>> START
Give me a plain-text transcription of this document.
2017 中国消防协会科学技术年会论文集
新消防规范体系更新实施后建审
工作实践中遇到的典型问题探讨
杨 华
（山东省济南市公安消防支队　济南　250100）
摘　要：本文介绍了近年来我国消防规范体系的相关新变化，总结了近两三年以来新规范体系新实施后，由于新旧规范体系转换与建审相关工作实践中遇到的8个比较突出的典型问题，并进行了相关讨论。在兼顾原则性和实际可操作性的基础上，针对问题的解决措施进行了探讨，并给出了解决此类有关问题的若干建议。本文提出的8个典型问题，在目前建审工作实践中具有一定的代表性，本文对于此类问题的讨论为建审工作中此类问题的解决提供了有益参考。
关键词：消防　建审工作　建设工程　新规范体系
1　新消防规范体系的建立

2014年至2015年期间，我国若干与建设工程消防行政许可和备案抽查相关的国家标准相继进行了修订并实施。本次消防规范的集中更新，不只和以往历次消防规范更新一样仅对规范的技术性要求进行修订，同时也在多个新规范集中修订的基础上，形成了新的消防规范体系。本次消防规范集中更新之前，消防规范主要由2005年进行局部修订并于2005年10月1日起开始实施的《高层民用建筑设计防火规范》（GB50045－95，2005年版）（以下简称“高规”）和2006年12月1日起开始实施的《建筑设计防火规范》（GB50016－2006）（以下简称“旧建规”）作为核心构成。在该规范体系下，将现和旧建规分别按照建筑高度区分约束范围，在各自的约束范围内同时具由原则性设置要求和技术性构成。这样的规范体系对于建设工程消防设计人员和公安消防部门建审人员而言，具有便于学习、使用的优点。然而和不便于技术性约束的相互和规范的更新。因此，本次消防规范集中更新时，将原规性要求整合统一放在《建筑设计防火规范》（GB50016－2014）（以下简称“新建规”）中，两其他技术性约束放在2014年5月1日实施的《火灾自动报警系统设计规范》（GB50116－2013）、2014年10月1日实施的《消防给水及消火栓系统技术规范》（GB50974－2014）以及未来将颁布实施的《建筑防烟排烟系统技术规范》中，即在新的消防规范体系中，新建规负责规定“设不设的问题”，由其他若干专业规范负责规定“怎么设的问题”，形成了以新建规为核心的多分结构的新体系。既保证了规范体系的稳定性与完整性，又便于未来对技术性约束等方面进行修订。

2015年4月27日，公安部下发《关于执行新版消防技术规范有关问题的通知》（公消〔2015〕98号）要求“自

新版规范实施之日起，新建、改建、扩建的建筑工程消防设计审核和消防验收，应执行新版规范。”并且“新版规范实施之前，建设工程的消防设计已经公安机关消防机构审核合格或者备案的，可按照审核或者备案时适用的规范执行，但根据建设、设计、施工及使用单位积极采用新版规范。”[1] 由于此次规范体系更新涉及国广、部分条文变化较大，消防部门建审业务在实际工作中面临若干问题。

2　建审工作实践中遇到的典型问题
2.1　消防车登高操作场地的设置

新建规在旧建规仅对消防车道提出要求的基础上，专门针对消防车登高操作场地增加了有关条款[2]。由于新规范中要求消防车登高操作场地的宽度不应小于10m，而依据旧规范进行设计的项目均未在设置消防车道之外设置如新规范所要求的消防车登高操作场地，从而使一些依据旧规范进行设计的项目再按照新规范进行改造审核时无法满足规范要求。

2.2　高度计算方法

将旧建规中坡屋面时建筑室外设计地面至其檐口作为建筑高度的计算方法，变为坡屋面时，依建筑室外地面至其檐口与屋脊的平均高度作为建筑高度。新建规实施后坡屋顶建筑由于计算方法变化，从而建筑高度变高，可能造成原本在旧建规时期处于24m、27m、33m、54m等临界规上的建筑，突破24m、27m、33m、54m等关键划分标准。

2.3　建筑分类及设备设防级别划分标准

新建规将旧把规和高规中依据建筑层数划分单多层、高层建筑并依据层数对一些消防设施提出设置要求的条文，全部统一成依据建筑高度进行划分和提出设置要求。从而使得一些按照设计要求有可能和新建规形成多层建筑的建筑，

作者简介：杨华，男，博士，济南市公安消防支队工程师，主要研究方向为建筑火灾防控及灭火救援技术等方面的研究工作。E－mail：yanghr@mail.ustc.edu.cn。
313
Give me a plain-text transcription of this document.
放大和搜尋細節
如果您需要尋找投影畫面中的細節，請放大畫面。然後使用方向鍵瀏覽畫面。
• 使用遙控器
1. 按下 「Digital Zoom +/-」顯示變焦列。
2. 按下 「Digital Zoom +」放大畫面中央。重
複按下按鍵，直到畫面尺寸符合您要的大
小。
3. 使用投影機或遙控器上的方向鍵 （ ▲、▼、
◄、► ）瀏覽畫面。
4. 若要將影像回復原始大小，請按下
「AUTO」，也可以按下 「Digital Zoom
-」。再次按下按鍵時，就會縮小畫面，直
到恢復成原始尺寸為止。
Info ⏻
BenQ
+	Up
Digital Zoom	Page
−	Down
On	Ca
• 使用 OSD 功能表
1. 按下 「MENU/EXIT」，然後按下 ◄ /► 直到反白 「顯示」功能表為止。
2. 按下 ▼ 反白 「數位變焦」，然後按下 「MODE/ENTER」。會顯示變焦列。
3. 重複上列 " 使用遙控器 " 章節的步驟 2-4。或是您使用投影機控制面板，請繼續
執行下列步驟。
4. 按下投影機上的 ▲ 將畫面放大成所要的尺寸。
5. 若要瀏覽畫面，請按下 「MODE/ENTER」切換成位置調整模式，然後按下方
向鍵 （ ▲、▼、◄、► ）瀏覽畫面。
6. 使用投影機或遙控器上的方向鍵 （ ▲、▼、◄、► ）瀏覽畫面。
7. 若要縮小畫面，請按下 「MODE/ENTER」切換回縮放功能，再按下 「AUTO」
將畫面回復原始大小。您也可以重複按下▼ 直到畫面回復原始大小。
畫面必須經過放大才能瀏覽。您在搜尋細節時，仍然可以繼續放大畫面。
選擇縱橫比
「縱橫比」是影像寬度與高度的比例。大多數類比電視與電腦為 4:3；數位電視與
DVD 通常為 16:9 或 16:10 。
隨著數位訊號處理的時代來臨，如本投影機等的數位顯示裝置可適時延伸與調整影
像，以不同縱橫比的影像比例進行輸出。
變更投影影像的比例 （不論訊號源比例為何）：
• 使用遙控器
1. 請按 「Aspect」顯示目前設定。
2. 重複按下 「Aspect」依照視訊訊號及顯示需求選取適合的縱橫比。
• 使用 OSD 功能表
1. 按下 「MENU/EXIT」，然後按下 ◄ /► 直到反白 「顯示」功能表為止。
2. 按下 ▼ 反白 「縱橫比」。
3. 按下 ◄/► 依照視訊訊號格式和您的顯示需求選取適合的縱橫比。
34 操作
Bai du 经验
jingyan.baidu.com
>> END
Task objective
Would you reproduce all the entries exactly?

Written solution
Give me a plain-text transcription of this document.
2017 中国消防协会科学技术年会论文集
新消防规范体系更新实施后建审
工作实践中遇到的典型问题探讨
杨 华
（山东省济南市公安消防支队　济南　250100）
摘　要：本文介绍了近年来我国消防规范体系的相关新变化，总结了近两三年以来新规范体系新实施后，由于新旧规范体系转换与建审相关工作实践中遇到的8个比较突出的典型问题，并进行了相关讨论。在兼顾原则性和实际可操作性的基础上，针对问题的解决措施进行了探讨，并给出了解决此类有关问题的若干建议。本文提出的8个典型问题，在目前建审工作实践中具有一定的代表性，本文对于此类问题的讨论为建审工作中此类问题的解决提供了有益参考。
关键词：消防　建审工作　建设工程　新规范体系
1　新消防规范体系的建立

2014年至2015年期间，我国若干与建设工程消防行政许可和备案抽查相关的国家标准相继进行了修订并实施。本次消防规范的集中更新，不只和以往历次消防规范更新一样仅对规范的技术性要求进行修订，同时也在多个新规范集中修订的基础上，形成了新的消防规范体系。本次消防规范集中更新之前，消防规范主要由2005年进行局部修订并于2005年10月1日起开始实施的《高层民用建筑设计防火规范》（GB50045－95，2005年版）（以下简称“高规”）和2006年12月1日起开始实施的《建筑设计防火规范》（GB50016－2006）（以下简称“旧建规”）作为核心构成。在该规范体系下，将现和旧建规分别按照建筑高度区分约束范围，在各自的约束范围内同时具由原则性设置要求和技术性构成。这样的规范体系对于建设工程消防设计人员和公安消防部门建审人员而言，具有便于学习、使用的优点。然而和不便于技术性约束的相互和规范的更新。因此，本次消防规范集中更新时，将原规性要求整合统一放在《建筑设计防火规范》（GB50016－2014）（以下简称“新建规”）中，两其他技术性约束放在2014年5月1日实施的《火灾自动报警系统设计规范》（GB50116－2013）、2014年10月1日实施的《消防给水及消火栓系统技术规范》（GB50974－2014）以及未来将颁布实施的《建筑防烟排烟系统技术规范》中，即在新的消防规范体系中，新建规负责规定“设不设的问题”，由其他若干专业规范负责规定“怎么设的问题”，形成了以新建规为核心的多分结构的新体系。既保证了规范体系的稳定性与完整性，又便于未来对技术性约束等方面进行修订。

2015年4月27日，公安部下发《关于执行新版消防技术规范有关问题的通知》（公消〔2015〕98号）要求“自

新版规范实施之日起，新建、改建、扩建的建筑工程消防设计审核和消防验收，应执行新版规范。”并且“新版规范实施之前，建设工程的消防设计已经公安机关消防机构审核合格或者备案的，可按照审核或者备案时适用的规范执行，但根据建设、设计、施工及使用单位积极采用新版规范。”[1] 由于此次规范体系更新涉及国广、部分条文变化较大，消防部门建审业务在实际工作中面临若干问题。

2　建审工作实践中遇到的典型问题
2.1　消防车登高操作场地的设置

新建规在旧建规仅对消防车道提出要求的基础上，专门针对消防车登高操作场地增加了有关条款[2]。由于新规范中要求消防车登高操作场地的宽度不应小于10m，而依据旧规范进行设计的项目均未在设置消防车道之外设置如新规范所要求的消防车登高操作场地，从而使一些依据旧规范进行设计的项目再按照新规范进行改造审核时无法满足规范要求。

2.2　高度计算方法

将旧建规中坡屋面时建筑室外设计地面至其檐口作为建筑高度的计算方法，变为坡屋面时，依建筑室外地面至其檐口与屋脊的平均高度作为建筑高度。新建规实施后坡屋顶建筑由于计算方法变化，从而建筑高度变高，可能造成原本在旧建规时期处于24m、27m、33m、54m等临界规上的建筑，突破24m、27m、33m、54m等关键划分标准。

2.3　建筑分类及设备设防级别划分标准

新建规将旧把规和高规中依据建筑层数划分单多层、高层建筑并依据层数对一些消防设施提出设置要求的条文，全部统一成依据建筑高度进行划分和提出设置要求。从而使得一些按照设计要求有可能和新建规形成多层建筑的建筑，

作者简介：杨华，男，博士，济南市公安消防支队工程师，主要研究方向为建筑火灾防控及灭火救援技术等方面的研究工作。E－mail：yanghr@mail.ustc.edu.cn。
313
Give me a plain-text transcription of this document.
放大和搜尋細節
如果您需要尋找投影畫面中的細節，請放大畫面。然後使用方向鍵瀏覽畫面。
• 使用遙控器
1. 按下 「Digital Zoom +/-」顯示變焦列。
2. 按下 「Digital Zoom +」放大畫面中央。重
複按下按鍵，直到畫面尺寸符合您要的大
小。
3. 使用投影機或遙控器上的方向鍵 （ ▲、▼、
◄、► ）瀏覽畫面。
4. 若要將影像回復原始大小，請按下
「AUTO」，也可以按下 「Digital Zoom
-」。再次按下按鍵時，就會縮小畫面，直
到恢復成原始尺寸為止。
Info ⏻
BenQ
+	Up
Digital Zoom	Page
−	Down
On	Ca
• 使用 OSD 功能表
1. 按下 「MENU/EXIT」，然後按下 ◄ /► 直到反白 「顯示」功能表為止。
2. 按下 ▼ 反白 「數位變焦」，然後按下 「MODE/ENTER」。會顯示變焦列。
3. 重複上列 " 使用遙控器 " 章節的步驟 2-4。或是您使用投影機控制面板，請繼續
執行下列步驟。
4. 按下投影機上的 ▲ 將畫面放大成所要的尺寸。
5. 若要瀏覽畫面，請按下 「MODE/ENTER」切換成位置調整模式，然後按下方
向鍵 （ ▲、▼、◄、► ）瀏覽畫面。
6. 使用投影機或遙控器上的方向鍵 （ ▲、▼、◄、► ）瀏覽畫面。
7. 若要縮小畫面，請按下 「MODE/ENTER」切換回縮放功能，再按下 「AUTO」
將畫面回復原始大小。您也可以重複按下▼ 直到畫面回復原始大小。
畫面必須經過放大才能瀏覽。您在搜尋細節時，仍然可以繼續放大畫面。
選擇縱橫比
「縱橫比」是影像寬度與高度的比例。大多數類比電視與電腦為 4:3；數位電視與
DVD 通常為 16:9 或 16:10 。
隨著數位訊號處理的時代來臨，如本投影機等的數位顯示裝置可適時延伸與調整影
像，以不同縱橫比的影像比例進行輸出。
變更投影影像的比例 （不論訊號源比例為何）：
• 使用遙控器
1. 請按 「Aspect」顯示目前設定。
2. 重複按下 「Aspect」依照視訊訊號及顯示需求選取適合的縱橫比。
• 使用 OSD 功能表
1. 按下 「MENU/EXIT」，然後按下 ◄ /► 直到反白 「顯示」功能表為止。
2. 按下 ▼ 反白 「縱橫比」。
3. 按下 ◄/► 依照視訊訊號格式和您的顯示需求選取適合的縱橫比。
34 操作
Bai du 经验
jingyan.baidu.com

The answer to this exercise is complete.